▶ _Work required_: Collect every line that includes the string "JSON".

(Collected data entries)
+ + + +

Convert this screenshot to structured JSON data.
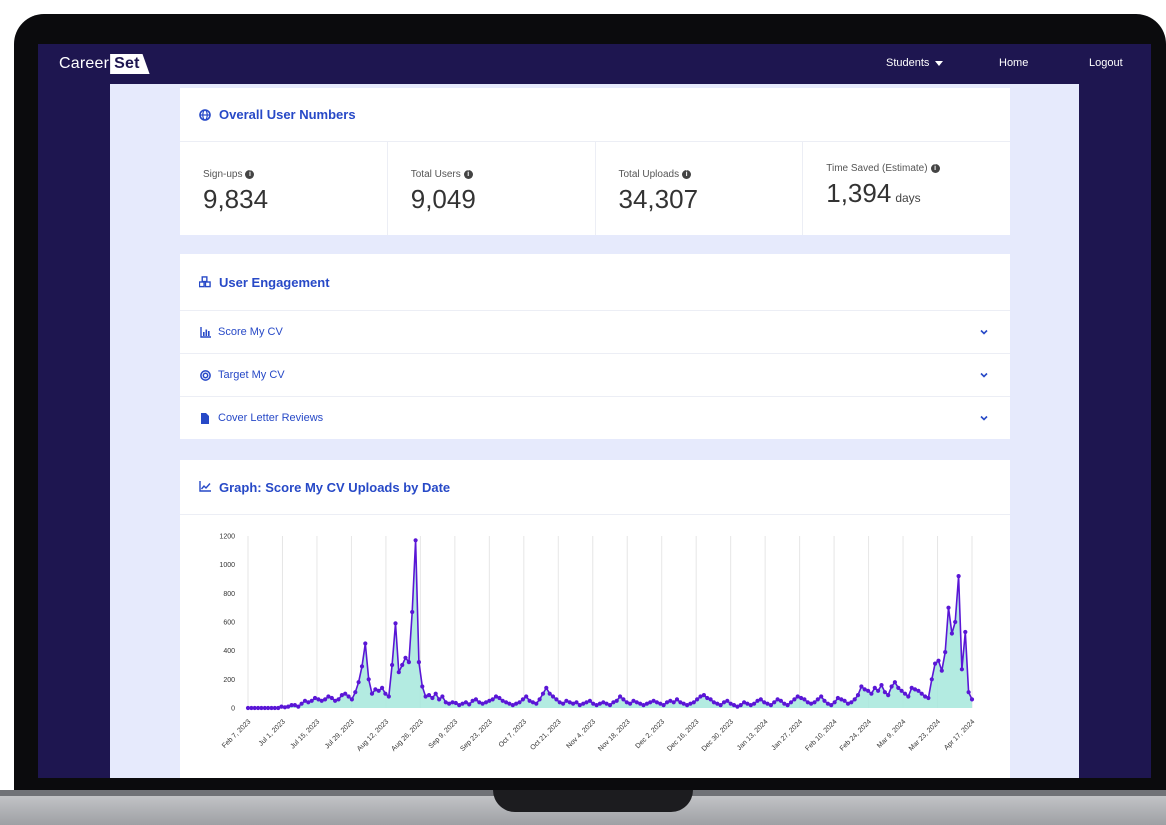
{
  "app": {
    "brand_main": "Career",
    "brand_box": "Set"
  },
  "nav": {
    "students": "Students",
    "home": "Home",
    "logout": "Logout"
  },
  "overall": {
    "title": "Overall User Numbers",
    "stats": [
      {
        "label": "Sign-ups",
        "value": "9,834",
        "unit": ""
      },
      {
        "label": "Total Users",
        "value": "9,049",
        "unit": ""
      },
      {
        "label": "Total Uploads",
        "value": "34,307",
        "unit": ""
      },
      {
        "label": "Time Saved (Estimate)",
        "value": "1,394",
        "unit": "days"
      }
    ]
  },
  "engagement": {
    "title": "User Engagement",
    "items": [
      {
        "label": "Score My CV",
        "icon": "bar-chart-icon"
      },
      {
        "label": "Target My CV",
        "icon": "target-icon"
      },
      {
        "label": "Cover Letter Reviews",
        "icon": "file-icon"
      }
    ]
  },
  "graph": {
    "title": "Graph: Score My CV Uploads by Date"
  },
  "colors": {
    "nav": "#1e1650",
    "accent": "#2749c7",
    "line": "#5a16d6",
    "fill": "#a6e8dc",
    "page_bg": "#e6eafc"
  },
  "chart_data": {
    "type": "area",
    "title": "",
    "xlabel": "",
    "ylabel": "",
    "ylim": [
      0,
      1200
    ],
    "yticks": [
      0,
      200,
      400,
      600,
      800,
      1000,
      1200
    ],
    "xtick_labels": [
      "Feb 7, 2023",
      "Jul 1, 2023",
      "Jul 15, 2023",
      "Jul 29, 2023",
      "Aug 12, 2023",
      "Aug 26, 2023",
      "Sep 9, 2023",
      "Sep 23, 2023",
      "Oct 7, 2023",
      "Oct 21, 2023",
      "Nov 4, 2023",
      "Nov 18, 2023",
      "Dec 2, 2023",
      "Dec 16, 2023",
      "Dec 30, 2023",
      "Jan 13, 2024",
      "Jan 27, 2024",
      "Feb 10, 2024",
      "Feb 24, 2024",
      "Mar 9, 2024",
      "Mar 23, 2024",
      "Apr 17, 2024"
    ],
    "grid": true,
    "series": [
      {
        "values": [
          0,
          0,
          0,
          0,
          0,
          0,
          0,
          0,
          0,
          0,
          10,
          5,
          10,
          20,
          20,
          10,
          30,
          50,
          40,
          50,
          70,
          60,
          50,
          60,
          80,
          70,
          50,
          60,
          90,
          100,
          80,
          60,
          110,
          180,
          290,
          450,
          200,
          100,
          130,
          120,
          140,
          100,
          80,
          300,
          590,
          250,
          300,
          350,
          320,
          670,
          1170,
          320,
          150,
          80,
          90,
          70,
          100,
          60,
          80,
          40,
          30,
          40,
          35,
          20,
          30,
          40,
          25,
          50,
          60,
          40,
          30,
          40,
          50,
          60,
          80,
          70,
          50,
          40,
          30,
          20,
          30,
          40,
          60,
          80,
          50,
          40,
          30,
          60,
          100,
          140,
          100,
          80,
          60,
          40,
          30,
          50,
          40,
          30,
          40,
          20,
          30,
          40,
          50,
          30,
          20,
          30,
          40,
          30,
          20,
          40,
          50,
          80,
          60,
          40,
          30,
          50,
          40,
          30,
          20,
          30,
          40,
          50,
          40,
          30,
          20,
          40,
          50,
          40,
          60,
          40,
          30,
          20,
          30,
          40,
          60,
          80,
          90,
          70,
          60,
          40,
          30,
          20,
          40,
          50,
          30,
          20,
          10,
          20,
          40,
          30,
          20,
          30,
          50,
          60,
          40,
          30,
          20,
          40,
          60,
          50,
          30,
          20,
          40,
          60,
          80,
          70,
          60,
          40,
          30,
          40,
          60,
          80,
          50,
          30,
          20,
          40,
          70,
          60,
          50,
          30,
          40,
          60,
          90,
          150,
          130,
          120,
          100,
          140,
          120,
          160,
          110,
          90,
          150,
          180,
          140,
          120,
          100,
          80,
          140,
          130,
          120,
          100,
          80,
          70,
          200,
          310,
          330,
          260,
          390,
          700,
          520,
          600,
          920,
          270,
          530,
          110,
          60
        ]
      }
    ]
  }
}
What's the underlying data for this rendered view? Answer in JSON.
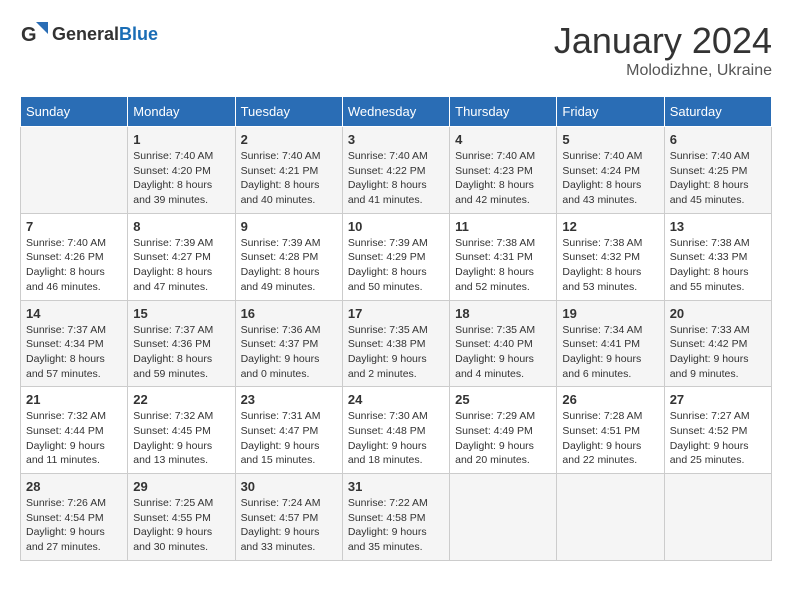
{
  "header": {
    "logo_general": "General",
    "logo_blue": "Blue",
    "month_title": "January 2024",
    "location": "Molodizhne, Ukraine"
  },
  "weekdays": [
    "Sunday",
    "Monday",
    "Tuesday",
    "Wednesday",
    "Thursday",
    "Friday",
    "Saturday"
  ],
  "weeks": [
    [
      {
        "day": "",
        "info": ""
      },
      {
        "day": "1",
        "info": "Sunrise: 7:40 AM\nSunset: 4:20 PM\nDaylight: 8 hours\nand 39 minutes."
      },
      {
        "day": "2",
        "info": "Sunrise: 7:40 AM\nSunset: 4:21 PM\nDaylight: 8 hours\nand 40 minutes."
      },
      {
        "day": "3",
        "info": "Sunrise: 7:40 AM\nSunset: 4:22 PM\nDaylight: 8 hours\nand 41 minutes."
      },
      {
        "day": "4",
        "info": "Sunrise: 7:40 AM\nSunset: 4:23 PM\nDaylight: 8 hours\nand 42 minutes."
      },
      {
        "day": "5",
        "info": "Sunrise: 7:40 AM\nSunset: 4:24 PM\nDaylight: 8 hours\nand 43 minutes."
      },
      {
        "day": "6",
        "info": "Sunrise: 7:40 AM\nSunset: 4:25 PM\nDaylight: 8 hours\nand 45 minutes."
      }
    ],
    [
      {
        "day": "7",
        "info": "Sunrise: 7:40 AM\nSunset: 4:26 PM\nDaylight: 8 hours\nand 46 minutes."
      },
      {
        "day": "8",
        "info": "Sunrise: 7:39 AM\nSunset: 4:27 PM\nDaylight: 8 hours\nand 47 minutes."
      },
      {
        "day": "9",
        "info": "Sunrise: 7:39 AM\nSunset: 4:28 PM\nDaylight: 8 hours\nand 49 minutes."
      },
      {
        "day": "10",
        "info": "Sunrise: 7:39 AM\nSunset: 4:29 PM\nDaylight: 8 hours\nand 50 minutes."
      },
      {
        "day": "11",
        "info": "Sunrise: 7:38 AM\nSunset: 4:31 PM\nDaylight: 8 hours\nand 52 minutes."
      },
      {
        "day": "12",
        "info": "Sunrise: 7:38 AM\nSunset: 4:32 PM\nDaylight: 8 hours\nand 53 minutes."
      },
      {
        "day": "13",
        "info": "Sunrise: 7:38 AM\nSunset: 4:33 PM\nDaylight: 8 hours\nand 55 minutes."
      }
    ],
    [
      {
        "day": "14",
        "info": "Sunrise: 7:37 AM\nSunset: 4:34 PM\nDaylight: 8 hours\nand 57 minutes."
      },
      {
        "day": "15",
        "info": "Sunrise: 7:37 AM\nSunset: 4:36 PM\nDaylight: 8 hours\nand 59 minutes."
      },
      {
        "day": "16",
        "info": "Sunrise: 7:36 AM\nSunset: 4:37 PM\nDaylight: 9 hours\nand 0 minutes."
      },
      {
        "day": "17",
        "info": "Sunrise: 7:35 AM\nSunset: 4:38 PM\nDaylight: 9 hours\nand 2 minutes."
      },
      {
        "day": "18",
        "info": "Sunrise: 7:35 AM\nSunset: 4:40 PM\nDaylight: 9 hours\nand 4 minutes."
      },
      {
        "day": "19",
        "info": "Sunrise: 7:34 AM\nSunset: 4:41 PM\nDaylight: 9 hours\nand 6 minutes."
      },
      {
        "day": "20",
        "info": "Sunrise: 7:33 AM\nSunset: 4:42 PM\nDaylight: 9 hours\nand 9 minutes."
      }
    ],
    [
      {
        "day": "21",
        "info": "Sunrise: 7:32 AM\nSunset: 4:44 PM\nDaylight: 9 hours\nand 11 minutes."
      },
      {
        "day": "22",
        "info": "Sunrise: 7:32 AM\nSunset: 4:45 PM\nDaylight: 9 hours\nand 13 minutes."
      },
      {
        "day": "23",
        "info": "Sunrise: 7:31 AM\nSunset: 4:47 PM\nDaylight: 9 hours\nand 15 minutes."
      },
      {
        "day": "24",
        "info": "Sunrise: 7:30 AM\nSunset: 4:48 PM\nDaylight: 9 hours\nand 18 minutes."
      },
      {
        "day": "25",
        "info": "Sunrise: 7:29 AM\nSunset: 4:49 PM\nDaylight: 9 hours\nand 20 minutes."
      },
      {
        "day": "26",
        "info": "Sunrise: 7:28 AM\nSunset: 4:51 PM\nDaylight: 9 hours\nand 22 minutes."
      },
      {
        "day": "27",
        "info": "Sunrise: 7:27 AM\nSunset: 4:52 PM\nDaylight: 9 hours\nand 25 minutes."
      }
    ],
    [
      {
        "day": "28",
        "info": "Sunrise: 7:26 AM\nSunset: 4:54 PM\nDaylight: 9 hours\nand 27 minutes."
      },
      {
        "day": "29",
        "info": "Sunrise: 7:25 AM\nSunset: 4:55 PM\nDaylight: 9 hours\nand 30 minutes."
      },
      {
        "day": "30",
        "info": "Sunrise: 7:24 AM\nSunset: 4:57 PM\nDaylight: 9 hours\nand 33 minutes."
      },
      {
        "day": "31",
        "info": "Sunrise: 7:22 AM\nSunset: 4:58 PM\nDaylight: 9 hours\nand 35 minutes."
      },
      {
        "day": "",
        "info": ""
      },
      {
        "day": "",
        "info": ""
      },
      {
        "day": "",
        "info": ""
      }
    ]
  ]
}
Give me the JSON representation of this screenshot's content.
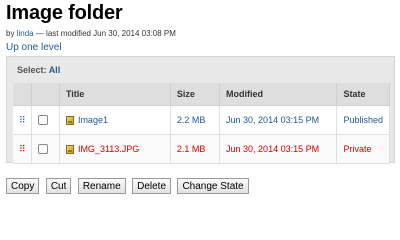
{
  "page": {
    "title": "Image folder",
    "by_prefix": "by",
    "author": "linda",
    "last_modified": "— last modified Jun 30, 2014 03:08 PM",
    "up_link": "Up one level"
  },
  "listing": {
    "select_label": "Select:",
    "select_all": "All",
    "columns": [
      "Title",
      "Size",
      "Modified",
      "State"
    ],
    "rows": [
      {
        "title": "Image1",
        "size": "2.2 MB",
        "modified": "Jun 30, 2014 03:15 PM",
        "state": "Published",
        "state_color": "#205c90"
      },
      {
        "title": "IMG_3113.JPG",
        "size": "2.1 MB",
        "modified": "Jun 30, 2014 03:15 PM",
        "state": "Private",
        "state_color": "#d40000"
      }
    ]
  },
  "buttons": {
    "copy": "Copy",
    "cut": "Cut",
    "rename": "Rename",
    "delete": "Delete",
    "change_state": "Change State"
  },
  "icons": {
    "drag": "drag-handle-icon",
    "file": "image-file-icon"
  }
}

+ + + +

▶ _Written answer_:
Convert this screenshot to structured JSON data.
What's the underlying data for this rendered view? Answer in JSON.
Give me the JSON representation of this screenshot's content.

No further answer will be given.